Exercise aim: Return the data exactly, with all pictures removed.
— begin —
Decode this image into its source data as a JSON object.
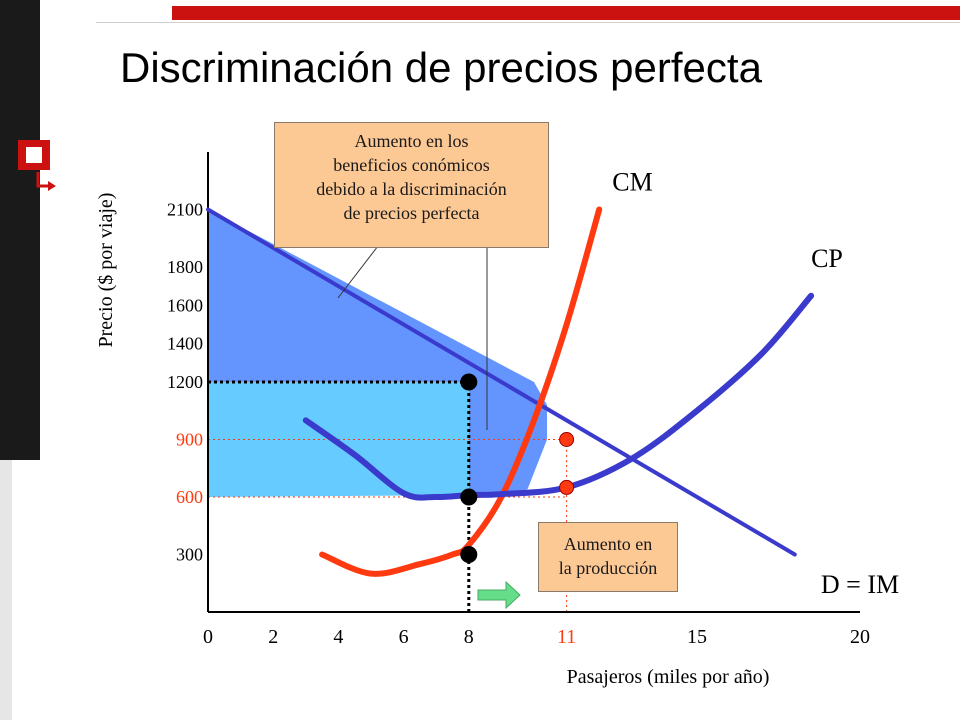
{
  "title": "Discriminación de precios perfecta",
  "colors": {
    "demand": "#3a3acc",
    "cm": "#ff3a10",
    "cp": "#3a3acc",
    "profit_fill": "#6495ff",
    "extra_fill": "#66ccff",
    "highlight_tick": "#ff3a10",
    "callout_fill": "#fcc894",
    "arrow": "#66dd88",
    "decoration_red": "#cc1111",
    "decoration_dark": "#1a1a1a"
  },
  "icons": [
    "slide-bullet-icon"
  ],
  "callouts": {
    "profit": [
      "Aumento en los",
      "beneficios conómicos",
      "debido a la discriminación",
      "de precios perfecta"
    ],
    "output": [
      "Aumento en",
      "la producción"
    ]
  },
  "chart_data": {
    "type": "line",
    "title": "",
    "xlabel": "Pasajeros (miles por año)",
    "ylabel": "Precio ($ por viaje)",
    "x_ticks": [
      {
        "value": 0,
        "label": "0",
        "highlight": false
      },
      {
        "value": 2,
        "label": "2",
        "highlight": false
      },
      {
        "value": 4,
        "label": "4",
        "highlight": false
      },
      {
        "value": 6,
        "label": "6",
        "highlight": false
      },
      {
        "value": 8,
        "label": "8",
        "highlight": false
      },
      {
        "value": 11,
        "label": "11",
        "highlight": true
      },
      {
        "value": 15,
        "label": "15",
        "highlight": false
      },
      {
        "value": 20,
        "label": "20",
        "highlight": false
      }
    ],
    "y_ticks": [
      {
        "value": 300,
        "label": "300",
        "highlight": false
      },
      {
        "value": 600,
        "label": "600",
        "highlight": true
      },
      {
        "value": 900,
        "label": "900",
        "highlight": true
      },
      {
        "value": 1200,
        "label": "1200",
        "highlight": false
      },
      {
        "value": 1400,
        "label": "1400",
        "highlight": false
      },
      {
        "value": 1600,
        "label": "1600",
        "highlight": false
      },
      {
        "value": 1800,
        "label": "1800",
        "highlight": false
      },
      {
        "value": 2100,
        "label": "2100",
        "highlight": false
      }
    ],
    "series": [
      {
        "name": "D = IM",
        "points": [
          [
            0,
            2100
          ],
          [
            10,
            1200
          ],
          [
            11,
            900
          ],
          [
            12,
            600
          ],
          [
            18,
            300
          ]
        ]
      },
      {
        "name": "CM",
        "points": [
          [
            3.5,
            300
          ],
          [
            5,
            200
          ],
          [
            6.5,
            250
          ],
          [
            7.5,
            300
          ],
          [
            8,
            350
          ],
          [
            9,
            600
          ],
          [
            10,
            1000
          ],
          [
            11,
            1500
          ],
          [
            12,
            2100
          ]
        ]
      },
      {
        "name": "CP",
        "points": [
          [
            3,
            1000
          ],
          [
            4.5,
            820
          ],
          [
            6,
            620
          ],
          [
            7,
            600
          ],
          [
            8,
            610
          ],
          [
            9,
            615
          ],
          [
            11,
            650
          ],
          [
            13,
            800
          ],
          [
            15,
            1050
          ],
          [
            17,
            1350
          ],
          [
            18.5,
            1650
          ]
        ]
      }
    ],
    "shaded_regions": [
      {
        "name": "profit",
        "points": [
          [
            0,
            2100
          ],
          [
            0,
            1200
          ],
          [
            8,
            1200
          ],
          [
            8,
            610
          ],
          [
            9,
            615
          ],
          [
            9.8,
            640
          ],
          [
            10.4,
            900
          ],
          [
            10.4,
            1080
          ],
          [
            10,
            1200
          ],
          [
            0,
            2100
          ]
        ]
      },
      {
        "name": "extra",
        "points": [
          [
            0,
            1200
          ],
          [
            0,
            600
          ],
          [
            8,
            610
          ],
          [
            8,
            1200
          ]
        ]
      }
    ],
    "points": [
      {
        "x": 8,
        "y": 1200,
        "color": "black"
      },
      {
        "x": 8,
        "y": 600,
        "color": "black"
      },
      {
        "x": 8,
        "y": 300,
        "color": "black"
      },
      {
        "x": 11,
        "y": 900,
        "color": "red"
      },
      {
        "x": 11,
        "y": 650,
        "color": "red"
      }
    ],
    "reference_lines": [
      {
        "orientation": "horizontal",
        "y": 1200,
        "x_from": 0,
        "x_to": 8,
        "style": "dotted",
        "color": "black"
      },
      {
        "orientation": "vertical",
        "x": 8,
        "y_from": 0,
        "y_to": 1200,
        "style": "dotted",
        "color": "black"
      },
      {
        "orientation": "horizontal",
        "y": 900,
        "x_from": 0,
        "x_to": 11,
        "style": "dotted",
        "color": "red"
      },
      {
        "orientation": "horizontal",
        "y": 600,
        "x_from": 0,
        "x_to": 11,
        "style": "dotted",
        "color": "red"
      },
      {
        "orientation": "vertical",
        "x": 11,
        "y_from": 0,
        "y_to": 900,
        "style": "dotted",
        "color": "red"
      }
    ],
    "series_labels": [
      {
        "text": "CM",
        "x": 12.4,
        "y": 2200
      },
      {
        "text": "CP",
        "x": 18.5,
        "y": 1800
      },
      {
        "text": "D = IM",
        "x": 18.8,
        "y": 100
      }
    ],
    "xlim": [
      0,
      20
    ],
    "ylim": [
      0,
      2400
    ],
    "grid": false,
    "legend": "none"
  }
}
— end —
Finished task:
Decode this image into its source data as a JSON object.
{
  "title": "Discriminación de precios perfecta",
  "colors": {
    "demand": "#3a3acc",
    "cm": "#ff3a10",
    "cp": "#3a3acc",
    "profit_fill": "#6495ff",
    "extra_fill": "#66ccff",
    "highlight_tick": "#ff3a10",
    "callout_fill": "#fcc894",
    "arrow": "#66dd88",
    "decoration_red": "#cc1111",
    "decoration_dark": "#1a1a1a"
  },
  "icons": [
    "slide-bullet-icon"
  ],
  "callouts": {
    "profit": [
      "Aumento en los",
      "beneficios conómicos",
      "debido a la discriminación",
      "de precios perfecta"
    ],
    "output": [
      "Aumento en",
      "la producción"
    ]
  },
  "chart_data": {
    "type": "line",
    "title": "",
    "xlabel": "Pasajeros (miles por año)",
    "ylabel": "Precio ($ por viaje)",
    "x_ticks": [
      {
        "value": 0,
        "label": "0",
        "highlight": false
      },
      {
        "value": 2,
        "label": "2",
        "highlight": false
      },
      {
        "value": 4,
        "label": "4",
        "highlight": false
      },
      {
        "value": 6,
        "label": "6",
        "highlight": false
      },
      {
        "value": 8,
        "label": "8",
        "highlight": false
      },
      {
        "value": 11,
        "label": "11",
        "highlight": true
      },
      {
        "value": 15,
        "label": "15",
        "highlight": false
      },
      {
        "value": 20,
        "label": "20",
        "highlight": false
      }
    ],
    "y_ticks": [
      {
        "value": 300,
        "label": "300",
        "highlight": false
      },
      {
        "value": 600,
        "label": "600",
        "highlight": true
      },
      {
        "value": 900,
        "label": "900",
        "highlight": true
      },
      {
        "value": 1200,
        "label": "1200",
        "highlight": false
      },
      {
        "value": 1400,
        "label": "1400",
        "highlight": false
      },
      {
        "value": 1600,
        "label": "1600",
        "highlight": false
      },
      {
        "value": 1800,
        "label": "1800",
        "highlight": false
      },
      {
        "value": 2100,
        "label": "2100",
        "highlight": false
      }
    ],
    "series": [
      {
        "name": "D = IM",
        "points": [
          [
            0,
            2100
          ],
          [
            10,
            1200
          ],
          [
            11,
            900
          ],
          [
            12,
            600
          ],
          [
            18,
            300
          ]
        ]
      },
      {
        "name": "CM",
        "points": [
          [
            3.5,
            300
          ],
          [
            5,
            200
          ],
          [
            6.5,
            250
          ],
          [
            7.5,
            300
          ],
          [
            8,
            350
          ],
          [
            9,
            600
          ],
          [
            10,
            1000
          ],
          [
            11,
            1500
          ],
          [
            12,
            2100
          ]
        ]
      },
      {
        "name": "CP",
        "points": [
          [
            3,
            1000
          ],
          [
            4.5,
            820
          ],
          [
            6,
            620
          ],
          [
            7,
            600
          ],
          [
            8,
            610
          ],
          [
            9,
            615
          ],
          [
            11,
            650
          ],
          [
            13,
            800
          ],
          [
            15,
            1050
          ],
          [
            17,
            1350
          ],
          [
            18.5,
            1650
          ]
        ]
      }
    ],
    "shaded_regions": [
      {
        "name": "profit",
        "points": [
          [
            0,
            2100
          ],
          [
            0,
            1200
          ],
          [
            8,
            1200
          ],
          [
            8,
            610
          ],
          [
            9,
            615
          ],
          [
            9.8,
            640
          ],
          [
            10.4,
            900
          ],
          [
            10.4,
            1080
          ],
          [
            10,
            1200
          ],
          [
            0,
            2100
          ]
        ]
      },
      {
        "name": "extra",
        "points": [
          [
            0,
            1200
          ],
          [
            0,
            600
          ],
          [
            8,
            610
          ],
          [
            8,
            1200
          ]
        ]
      }
    ],
    "points": [
      {
        "x": 8,
        "y": 1200,
        "color": "black"
      },
      {
        "x": 8,
        "y": 600,
        "color": "black"
      },
      {
        "x": 8,
        "y": 300,
        "color": "black"
      },
      {
        "x": 11,
        "y": 900,
        "color": "red"
      },
      {
        "x": 11,
        "y": 650,
        "color": "red"
      }
    ],
    "reference_lines": [
      {
        "orientation": "horizontal",
        "y": 1200,
        "x_from": 0,
        "x_to": 8,
        "style": "dotted",
        "color": "black"
      },
      {
        "orientation": "vertical",
        "x": 8,
        "y_from": 0,
        "y_to": 1200,
        "style": "dotted",
        "color": "black"
      },
      {
        "orientation": "horizontal",
        "y": 900,
        "x_from": 0,
        "x_to": 11,
        "style": "dotted",
        "color": "red"
      },
      {
        "orientation": "horizontal",
        "y": 600,
        "x_from": 0,
        "x_to": 11,
        "style": "dotted",
        "color": "red"
      },
      {
        "orientation": "vertical",
        "x": 11,
        "y_from": 0,
        "y_to": 900,
        "style": "dotted",
        "color": "red"
      }
    ],
    "series_labels": [
      {
        "text": "CM",
        "x": 12.4,
        "y": 2200
      },
      {
        "text": "CP",
        "x": 18.5,
        "y": 1800
      },
      {
        "text": "D = IM",
        "x": 18.8,
        "y": 100
      }
    ],
    "xlim": [
      0,
      20
    ],
    "ylim": [
      0,
      2400
    ],
    "grid": false,
    "legend": "none"
  }
}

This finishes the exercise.